Collected data:
☆ ☆ ☆ ☆ ☆
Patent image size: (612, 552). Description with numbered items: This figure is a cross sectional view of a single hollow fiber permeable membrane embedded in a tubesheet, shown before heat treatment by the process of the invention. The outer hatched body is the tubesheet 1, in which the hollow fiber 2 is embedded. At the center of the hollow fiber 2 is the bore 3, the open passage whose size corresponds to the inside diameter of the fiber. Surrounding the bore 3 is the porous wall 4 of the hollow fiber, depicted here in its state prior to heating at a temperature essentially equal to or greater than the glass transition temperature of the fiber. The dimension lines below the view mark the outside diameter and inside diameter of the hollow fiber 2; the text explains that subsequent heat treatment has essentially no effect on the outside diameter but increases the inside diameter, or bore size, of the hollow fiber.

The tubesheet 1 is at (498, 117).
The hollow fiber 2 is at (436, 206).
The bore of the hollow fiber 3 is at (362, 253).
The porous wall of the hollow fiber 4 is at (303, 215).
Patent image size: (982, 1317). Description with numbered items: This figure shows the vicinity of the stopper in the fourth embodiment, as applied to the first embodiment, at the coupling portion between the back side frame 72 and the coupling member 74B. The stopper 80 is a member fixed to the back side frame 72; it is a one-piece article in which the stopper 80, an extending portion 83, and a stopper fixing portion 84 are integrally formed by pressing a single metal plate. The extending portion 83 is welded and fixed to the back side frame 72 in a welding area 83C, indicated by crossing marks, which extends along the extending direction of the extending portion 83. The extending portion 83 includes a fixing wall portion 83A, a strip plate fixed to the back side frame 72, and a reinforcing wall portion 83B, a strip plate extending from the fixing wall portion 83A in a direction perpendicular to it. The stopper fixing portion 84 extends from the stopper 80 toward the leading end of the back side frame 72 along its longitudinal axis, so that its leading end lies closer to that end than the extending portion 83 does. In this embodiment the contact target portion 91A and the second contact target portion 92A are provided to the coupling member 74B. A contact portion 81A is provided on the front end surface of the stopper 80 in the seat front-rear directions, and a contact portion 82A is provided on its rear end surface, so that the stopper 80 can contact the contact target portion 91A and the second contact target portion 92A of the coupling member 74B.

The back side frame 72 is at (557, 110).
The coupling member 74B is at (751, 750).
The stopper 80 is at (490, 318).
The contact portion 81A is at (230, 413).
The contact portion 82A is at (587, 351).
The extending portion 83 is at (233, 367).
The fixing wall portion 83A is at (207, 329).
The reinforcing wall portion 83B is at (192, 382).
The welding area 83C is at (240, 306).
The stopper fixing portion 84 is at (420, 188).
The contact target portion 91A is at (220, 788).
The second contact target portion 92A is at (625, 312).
☆ ☆ ☆ ☆ ☆
Please format the material above as a two-column CSV with the headers input and output. Give one row per description, with the description in input and its location lines in output, each field quoted and with line breaks replaced by spaces.

Output of the exercise:
input,output
"Patent image size: (612, 552). Description with numbered items: This figure is a cross sectional view of a single hollow fiber permeable membrane embedded in a tubesheet, shown before heat treatment by the process of the invention. The outer hatched body is the tubesheet 1, in which the hollow fiber 2 is embedded. At the center of the hollow fiber 2 is the bore 3, the open passage whose size corresponds to the inside diameter of the fiber. Surrounding the bore 3 is the porous wall 4 of the hollow fiber, depicted here in its state prior to heating at a temperature essentially equal to or greater than the glass transition temperature of the fiber. The dimension lines below the view mark the outside diameter and inside diameter of the hollow fiber 2; the text explains that subsequent heat treatment has essentially no effect on the outside diameter but increases the inside diameter, or bore size, of the hollow fiber.","The tubesheet 1 is at (498, 117). The hollow fiber 2 is at (436, 206). The bore of the hollow fiber 3 is at (362, 253). The porous wall of the hollow fiber 4 is at (303, 215)."
"Patent image size: (982, 1317). Description with numbered items: This figure shows the vicinity of the stopper in the fourth embodiment, as applied to the first embodiment, at the coupling portion between the back side frame 72 and the coupling member 74B. The stopper 80 is a member fixed to the back side frame 72; it is a one-piece article in which the stopper 80, an extending portion 83, and a stopper fixing portion 84 are integrally formed by pressing a single metal plate. The extending portion 83 is welded and fixed to the back side frame 72 in a welding area 83C, indicated by crossing marks, which extends along the extending direction of the extending portion 83. The extending portion 83 includes a fixing wall portion 83A, a strip plate fixed to the back side frame 72, and a reinforcing wall portion 83B, a strip plate extending from the fixing wall portion 83A in a direction perpendicular to it. The stopper fixing portion 84 extends from the stopper 80 toward the leading end of the back side frame 72 along its longitudinal axis, so that its leading end lies closer to that end than the extending portion 83 does. In this embodiment the contact target portion 91A and the second contact target portion 92A are provided to the coupling member 74B. A contact portion 81A is provided on the front end surface of the stopper 80 in the seat front-rear directions, and a contact portion 82A is provided on its rear end surface, so that the stopper 80 can contact the contact target portion 91A and the second contact target portion 92A of the coupling member 74B.","The back side frame 72 is at (557, 110). The coupling member 74B is at (751, 750). The stopper 80 is at (490, 318). The contact portion 81A is at (230, 413). The contact portion 82A is at (587, 351). The extending portion 83 is at (233, 367). The fixing wall portion 83A is at (207, 329). The reinforcing wall portion 83B is at (192, 382). The welding area 83C is at (240, 306). The stopper fixing portion 84 is at (420, 188). The contact target portion 91A is at (220, 788). The second contact target portion 92A is at (625, 312)."